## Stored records
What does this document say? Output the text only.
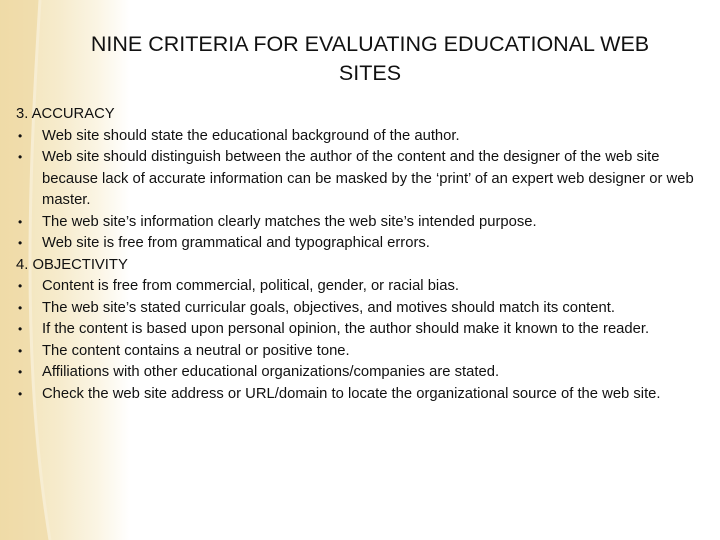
NINE CRITERIA FOR EVALUATING EDUCATIONAL WEB
SITES
3. ACCURACY
• Web site should state the educational background of the author.
• Web site should distinguish between the author of the content and the designer of the web site because lack of accurate information can be masked by the ‘print’ of an expert web designer or web master.
• The web site’s information clearly matches the web site’s intended purpose.
• Web site is free from grammatical and typographical errors.
4. OBJECTIVITY
• Content is free from commercial, political, gender, or racial bias.
• The web site’s stated curricular goals, objectives, and motives should match its content.
• If the content is based upon personal opinion, the author should make it known to the reader.
• The content contains a neutral or positive tone.
• Affiliations with other educational organizations/companies are stated.
• Check the web site address or URL/domain to locate the organizational source of the web site.
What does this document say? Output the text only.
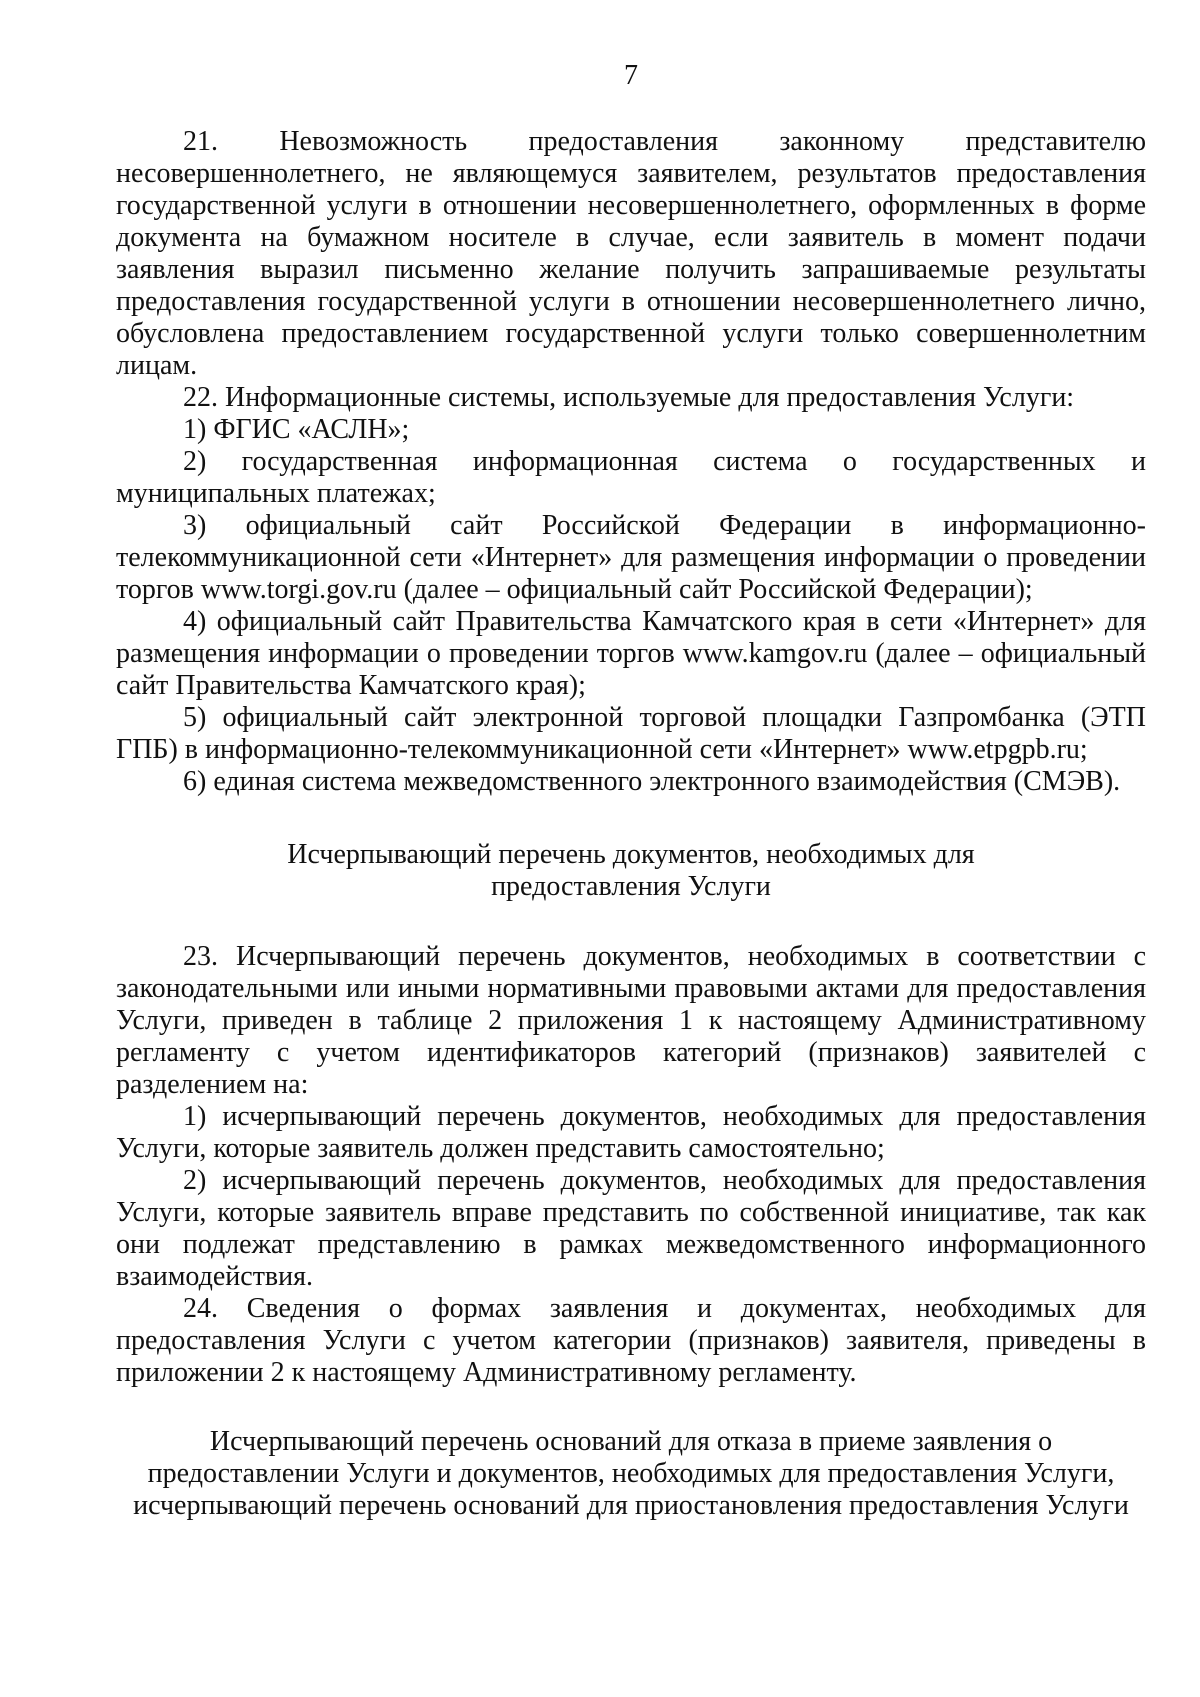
7

21. Невозможность предоставления законному представителю несовершеннолетнего, не являющемуся заявителем, результатов предоставления государственной услуги в отношении несовершеннолетнего, оформленных в форме документа на бумажном носителе в случае, если заявитель в момент подачи заявления выразил письменно желание получить запрашиваемые результаты предоставления государственной услуги в отношении несовершеннолетнего лично, обусловлена предоставлением государственной услуги только совершеннолетним лицам.

22. Информационные системы, используемые для предоставления Услуги:

1) ФГИС «АСЛН»;

2) государственная информационная система о государственных и муниципальных платежах;

3) официальный сайт Российской Федерации в информационно-телекоммуникационной сети «Интернет» для размещения информации о проведении торгов www.torgi.gov.ru (далее – официальный сайт Российской Федерации);

4) официальный сайт Правительства Камчатского края в сети «Интернет» для размещения информации о проведении торгов www.kamgov.ru (далее – официальный сайт Правительства Камчатского края);

5) официальный сайт электронной торговой площадки Газпромбанка (ЭТП ГПБ) в информационно-телекоммуникационной сети «Интернет» www.etpgpb.ru;

6) единая система межведомственного электронного взаимодействия (СМЭВ).

Исчерпывающий перечень документов, необходимых для
предоставления Услуги

23. Исчерпывающий перечень документов, необходимых в соответствии с законодательными или иными нормативными правовыми актами для предоставления Услуги, приведен в таблице 2 приложения 1 к настоящему Административному регламенту с учетом идентификаторов категорий (признаков) заявителей с разделением на:

1) исчерпывающий перечень документов, необходимых для предоставления Услуги, которые заявитель должен представить самостоятельно;

2) исчерпывающий перечень документов, необходимых для предоставления Услуги, которые заявитель вправе представить по собственной инициативе, так как они подлежат представлению в рамках межведомственного информационного взаимодействия.

24. Сведения о формах заявления и документах, необходимых для предоставления Услуги с учетом категории (признаков) заявителя, приведены в приложении 2 к настоящему Административному регламенту.

Исчерпывающий перечень оснований для отказа в приеме заявления о
предоставлении Услуги и документов, необходимых для предоставления Услуги,
исчерпывающий перечень оснований для приостановления предоставления Услуги
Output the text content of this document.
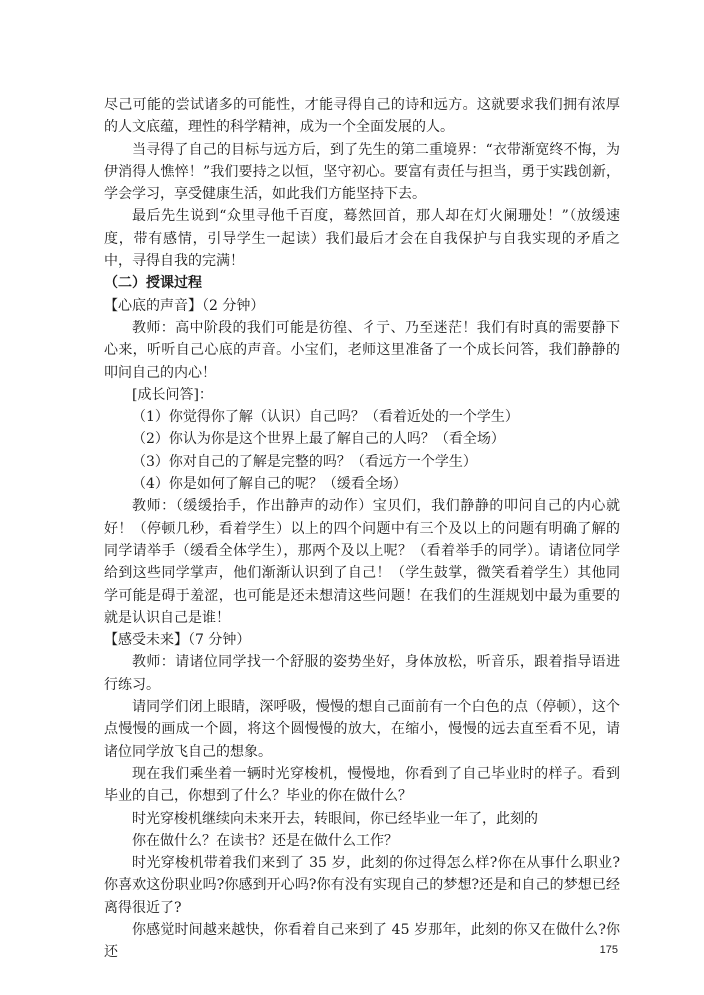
尽己可能的尝试诸多的可能性，才能寻得自己的诗和远方。这就要求我们拥有浓厚的人文底蕴，理性的科学精神，成为一个全面发展的人。

当寻得了自己的目标与远方后，到了先生的第二重境界：“衣带渐宽终不悔，为伊消得人憔悴！”我们要持之以恒，坚守初心。要富有责任与担当，勇于实践创新，学会学习，享受健康生活，如此我们方能坚持下去。

最后先生说到“众里寻他千百度，蓦然回首，那人却在灯火阑珊处！”（放缓速度，带有感情，引导学生一起读）我们最后才会在自我保护与自我实现的矛盾之中，寻得自我的完满！

（二）授课过程

【心底的声音】（2 分钟）

教师：高中阶段的我们可能是彷徨、彳亍、乃至迷茫！我们有时真的需要静下心来，听听自己心底的声音。小宝们，老师这里准备了一个成长问答，我们静静的叩问自己的内心！

[成长问答]：

（1）你觉得你了解（认识）自己吗？（看着近处的一个学生）

（2）你认为你是这个世界上最了解自己的人吗？（看全场）

（3）你对自己的了解是完整的吗？（看远方一个学生）

（4）你是如何了解自己的呢？（缓看全场）

教师：（缓缓抬手，作出静声的动作）宝贝们，我们静静的叩问自己的内心就好！（停顿几秒，看着学生）以上的四个问题中有三个及以上的问题有明确了解的同学请举手（缓看全体学生），那两个及以上呢？（看着举手的同学）。请诸位同学给到这些同学掌声，他们渐渐认识到了自己！（学生鼓掌，微笑看着学生）其他同学可能是碍于羞涩，也可能是还未想清这些问题！在我们的生涯规划中最为重要的就是认识自己是谁！

【感受未来】（7 分钟）

教师：请诸位同学找一个舒服的姿势坐好，身体放松，听音乐，跟着指导语进行练习。

请同学们闭上眼睛，深呼吸，慢慢的想自己面前有一个白色的点（停顿），这个点慢慢的画成一个圆，将这个圆慢慢的放大，在缩小，慢慢的远去直至看不见，请诸位同学放飞自己的想象。

现在我们乘坐着一辆时光穿梭机，慢慢地，你看到了自己毕业时的样子。看到毕业的自己，你想到了什么？毕业的你在做什么？

时光穿梭机继续向未来开去，转眼间，你已经毕业一年了，此刻的

你在做什么？在读书？还是在做什么工作？

时光穿梭机带着我们来到了 35 岁，此刻的你过得怎么样?你在从事什么职业?你喜欢这份职业吗?你感到开心吗?你有没有实现自己的梦想?还是和自己的梦想已经离得很近了?

你感觉时间越来越快，你看着自己来到了 45 岁那年，此刻的你又在做什么?你还	175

## Exercise aim
In the entries above, find every line holding the word "размещения" and copy it out.

## Solution below
3) официальный сайт Российской Федерации в информационно-телекоммуникационной сети «Интернет» для размещения информации о проведении торгов www.torgi.gov.ru (далее – официальный сайт Российской Федерации);
4) официальный сайт Правительства Камчатского края в сети «Интернет» для размещения информации о проведении торгов www.kamgov.ru (далее – официальный сайт Правительства Камчатского края);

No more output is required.